(Records from a data collection)

-*-

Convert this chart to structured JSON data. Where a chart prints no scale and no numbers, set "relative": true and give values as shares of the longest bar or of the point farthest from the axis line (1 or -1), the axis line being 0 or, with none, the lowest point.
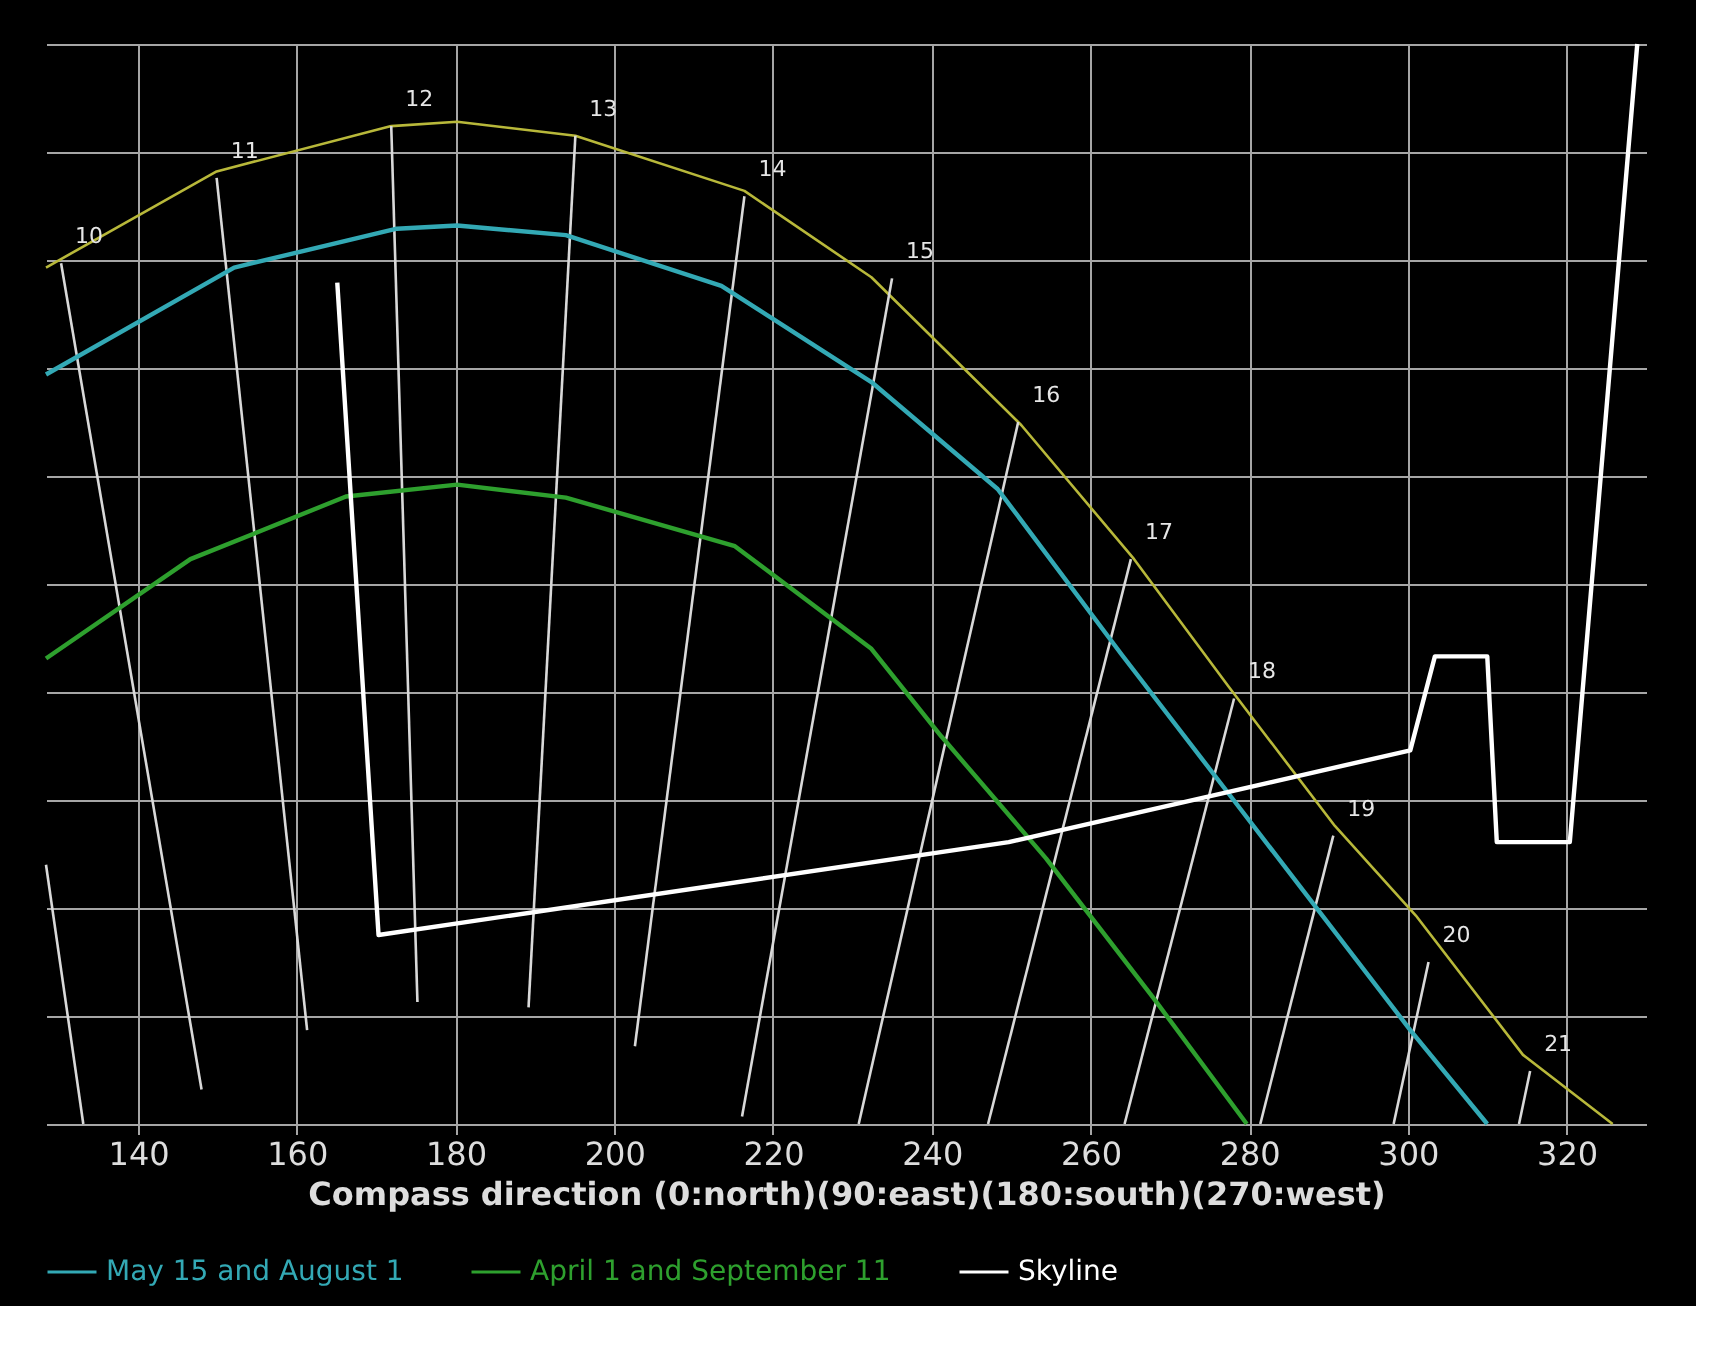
{
  "chart_data": {
    "type": "line",
    "xlabel": "Compass direction (0:north)(90:east)(180:south)(270:west)",
    "relative": true,
    "xlim": [
      128.4,
      330
    ],
    "xticks": [
      140,
      160,
      180,
      200,
      220,
      240,
      260,
      280,
      300,
      320
    ],
    "grid": true,
    "legend": "bottom",
    "marker": "none",
    "line_style": "solid",
    "series": [
      {
        "color": "#b8b83a",
        "x": [
          128.4,
          149.9,
          171.9,
          180.2,
          195.1,
          216.4,
          232.4,
          251.3,
          265.5,
          277.4,
          290.8,
          301.0,
          314.5,
          325.8
        ],
        "values": [
          0.793,
          0.882,
          0.924,
          0.928,
          0.915,
          0.864,
          0.784,
          0.647,
          0.523,
          0.405,
          0.276,
          0.193,
          0.064,
          0
        ]
      },
      {
        "name": "May 15 and August 1",
        "color": "#33a9b5",
        "x": [
          128.4,
          152.1,
          172.6,
          180.2,
          193.9,
          213.5,
          232.4,
          248.3,
          263.9,
          277.4,
          300.3,
          310.0
        ],
        "values": [
          0.694,
          0.793,
          0.829,
          0.832,
          0.823,
          0.776,
          0.687,
          0.588,
          0.435,
          0.306,
          0.087,
          0
        ]
      },
      {
        "name": "April 1 and September 11",
        "color": "#2ea02e",
        "x": [
          128.4,
          146.6,
          166.2,
          180.2,
          193.9,
          215.2,
          232.4,
          241.2,
          254.4,
          267.9,
          279.7
        ],
        "values": [
          0.431,
          0.523,
          0.581,
          0.592,
          0.58,
          0.535,
          0.44,
          0.359,
          0.246,
          0.117,
          0
        ]
      },
      {
        "name": "Skyline",
        "color": "#ffffff",
        "x": [
          165.1,
          170.3,
          249.7,
          300.3,
          303.4,
          310.0,
          311.2,
          320.4,
          328.9
        ],
        "values": [
          0.779,
          0.175,
          0.261,
          0.346,
          0.433,
          0.433,
          0.261,
          0.261,
          1.0
        ]
      },
      {
        "color": "#d9d9d9",
        "x": [
          128.4,
          133.1
        ],
        "values": [
          0.24,
          0
        ]
      },
      {
        "color": "#d9d9d9",
        "x": [
          130.3,
          148.0
        ],
        "values": [
          0.797,
          0.032
        ]
      },
      {
        "color": "#d9d9d9",
        "x": [
          149.9,
          161.3
        ],
        "values": [
          0.876,
          0.087
        ]
      },
      {
        "color": "#d9d9d9",
        "x": [
          171.9,
          175.2
        ],
        "values": [
          0.924,
          0.113
        ]
      },
      {
        "color": "#d9d9d9",
        "x": [
          195.1,
          189.2
        ],
        "values": [
          0.915,
          0.108
        ]
      },
      {
        "color": "#d9d9d9",
        "x": [
          216.4,
          202.6
        ],
        "values": [
          0.859,
          0.072
        ]
      },
      {
        "color": "#d9d9d9",
        "x": [
          235.0,
          216.1
        ],
        "values": [
          0.783,
          0.007
        ]
      },
      {
        "color": "#d9d9d9",
        "x": [
          250.9,
          230.8
        ],
        "values": [
          0.65,
          0
        ]
      },
      {
        "color": "#d9d9d9",
        "x": [
          265.1,
          247.1
        ],
        "values": [
          0.523,
          0
        ]
      },
      {
        "color": "#d9d9d9",
        "x": [
          278.1,
          264.3
        ],
        "values": [
          0.394,
          0
        ]
      },
      {
        "color": "#d9d9d9",
        "x": [
          290.6,
          281.4
        ],
        "values": [
          0.267,
          0
        ]
      },
      {
        "color": "#d9d9d9",
        "x": [
          302.6,
          298.2
        ],
        "values": [
          0.15,
          0
        ]
      },
      {
        "color": "#d9d9d9",
        "x": [
          315.4,
          314.0
        ],
        "values": [
          0.049,
          0
        ]
      }
    ],
    "annotations": [
      {
        "text": "10",
        "x": 130.3,
        "y": 0.797
      },
      {
        "text": "11",
        "x": 149.9,
        "y": 0.876
      },
      {
        "text": "12",
        "x": 171.9,
        "y": 0.924
      },
      {
        "text": "13",
        "x": 195.1,
        "y": 0.915
      },
      {
        "text": "14",
        "x": 216.4,
        "y": 0.859
      },
      {
        "text": "15",
        "x": 235.0,
        "y": 0.783
      },
      {
        "text": "16",
        "x": 250.9,
        "y": 0.65
      },
      {
        "text": "17",
        "x": 265.1,
        "y": 0.523
      },
      {
        "text": "18",
        "x": 278.1,
        "y": 0.394
      },
      {
        "text": "19",
        "x": 290.6,
        "y": 0.267
      },
      {
        "text": "20",
        "x": 302.6,
        "y": 0.15
      },
      {
        "text": "21",
        "x": 315.4,
        "y": 0.049
      }
    ]
  }
}
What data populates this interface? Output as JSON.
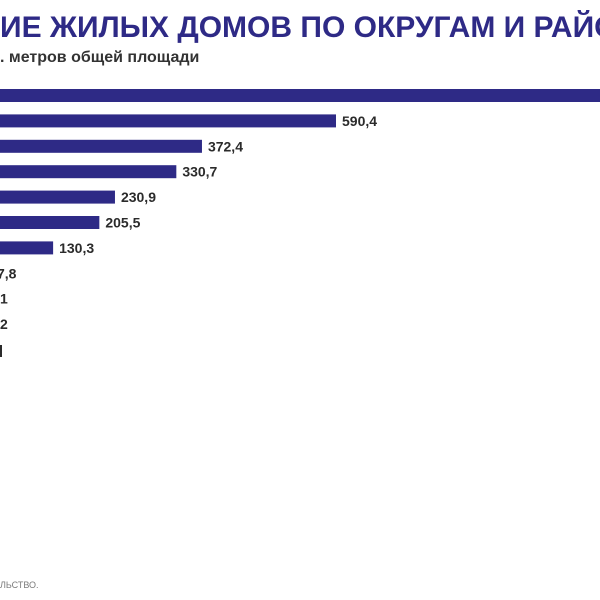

-*-

▸ **Problem statement**
Leaving out the pictures, repeat the data above exactly.

▸ **Finished task**
Convert this chart to structured JSON data. Where a chart prints no scale and no numbers, set "relative": true and give values as shares of the longest bar or of the point farthest from the axis line (1 or -1), the axis line being 0 or, with none, the lowest point.
{
  "chart_data": {
    "type": "line",
    "xlabel": "Compass direction (0:north)(90:east)(180:south)(270:west)",
    "relative": true,
    "xlim": [
      128.4,
      330
    ],
    "xticks": [
      140,
      160,
      180,
      200,
      220,
      240,
      260,
      280,
      300,
      320
    ],
    "grid": true,
    "legend": "bottom",
    "marker": "none",
    "line_style": "solid",
    "series": [
      {
        "color": "#b8b83a",
        "x": [
          128.4,
          149.9,
          171.9,
          180.2,
          195.1,
          216.4,
          232.4,
          251.3,
          265.5,
          277.4,
          290.8,
          301.0,
          314.5,
          325.8
        ],
        "values": [
          0.793,
          0.882,
          0.924,
          0.928,
          0.915,
          0.864,
          0.784,
          0.647,
          0.523,
          0.405,
          0.276,
          0.193,
          0.064,
          0
        ]
      },
      {
        "name": "May 15 and August 1",
        "color": "#33a9b5",
        "x": [
          128.4,
          152.1,
          172.6,
          180.2,
          193.9,
          213.5,
          232.4,
          248.3,
          263.9,
          277.4,
          300.3,
          310.0
        ],
        "values": [
          0.694,
          0.793,
          0.829,
          0.832,
          0.823,
          0.776,
          0.687,
          0.588,
          0.435,
          0.306,
          0.087,
          0
        ]
      },
      {
        "name": "April 1 and September 11",
        "color": "#2ea02e",
        "x": [
          128.4,
          146.6,
          166.2,
          180.2,
          193.9,
          215.2,
          232.4,
          241.2,
          254.4,
          267.9,
          279.7
        ],
        "values": [
          0.431,
          0.523,
          0.581,
          0.592,
          0.58,
          0.535,
          0.44,
          0.359,
          0.246,
          0.117,
          0
        ]
      },
      {
        "name": "Skyline",
        "color": "#ffffff",
        "x": [
          165.1,
          170.3,
          249.7,
          300.3,
          303.4,
          310.0,
          311.2,
          320.4,
          328.9
        ],
        "values": [
          0.779,
          0.175,
          0.261,
          0.346,
          0.433,
          0.433,
          0.261,
          0.261,
          1.0
        ]
      },
      {
        "color": "#d9d9d9",
        "x": [
          128.4,
          133.1
        ],
        "values": [
          0.24,
          0
        ]
      },
      {
        "color": "#d9d9d9",
        "x": [
          130.3,
          148.0
        ],
        "values": [
          0.797,
          0.032
        ]
      },
      {
        "color": "#d9d9d9",
        "x": [
          149.9,
          161.3
        ],
        "values": [
          0.876,
          0.087
        ]
      },
      {
        "color": "#d9d9d9",
        "x": [
          171.9,
          175.2
        ],
        "values": [
          0.924,
          0.113
        ]
      },
      {
        "color": "#d9d9d9",
        "x": [
          195.1,
          189.2
        ],
        "values": [
          0.915,
          0.108
        ]
      },
      {
        "color": "#d9d9d9",
        "x": [
          216.4,
          202.6
        ],
        "values": [
          0.859,
          0.072
        ]
      },
      {
        "color": "#d9d9d9",
        "x": [
          235.0,
          216.1
        ],
        "values": [
          0.783,
          0.007
        ]
      },
      {
        "color": "#d9d9d9",
        "x": [
          250.9,
          230.8
        ],
        "values": [
          0.65,
          0
        ]
      },
      {
        "color": "#d9d9d9",
        "x": [
          265.1,
          247.1
        ],
        "values": [
          0.523,
          0
        ]
      },
      {
        "color": "#d9d9d9",
        "x": [
          278.1,
          264.3
        ],
        "values": [
          0.394,
          0
        ]
      },
      {
        "color": "#d9d9d9",
        "x": [
          290.6,
          281.4
        ],
        "values": [
          0.267,
          0
        ]
      },
      {
        "color": "#d9d9d9",
        "x": [
          302.6,
          298.2
        ],
        "values": [
          0.15,
          0
        ]
      },
      {
        "color": "#d9d9d9",
        "x": [
          315.4,
          314.0
        ],
        "values": [
          0.049,
          0
        ]
      }
    ],
    "annotations": [
      {
        "text": "10",
        "x": 130.3,
        "y": 0.797
      },
      {
        "text": "11",
        "x": 149.9,
        "y": 0.876
      },
      {
        "text": "12",
        "x": 171.9,
        "y": 0.924
      },
      {
        "text": "13",
        "x": 195.1,
        "y": 0.915
      },
      {
        "text": "14",
        "x": 216.4,
        "y": 0.859
      },
      {
        "text": "15",
        "x": 235.0,
        "y": 0.783
      },
      {
        "text": "16",
        "x": 250.9,
        "y": 0.65
      },
      {
        "text": "17",
        "x": 265.1,
        "y": 0.523
      },
      {
        "text": "18",
        "x": 278.1,
        "y": 0.394
      },
      {
        "text": "19",
        "x": 290.6,
        "y": 0.267
      },
      {
        "text": "20",
        "x": 302.6,
        "y": 0.15
      },
      {
        "text": "21",
        "x": 315.4,
        "y": 0.049
      }
    ]
  }
}
What data populates this interface? Output as JSON.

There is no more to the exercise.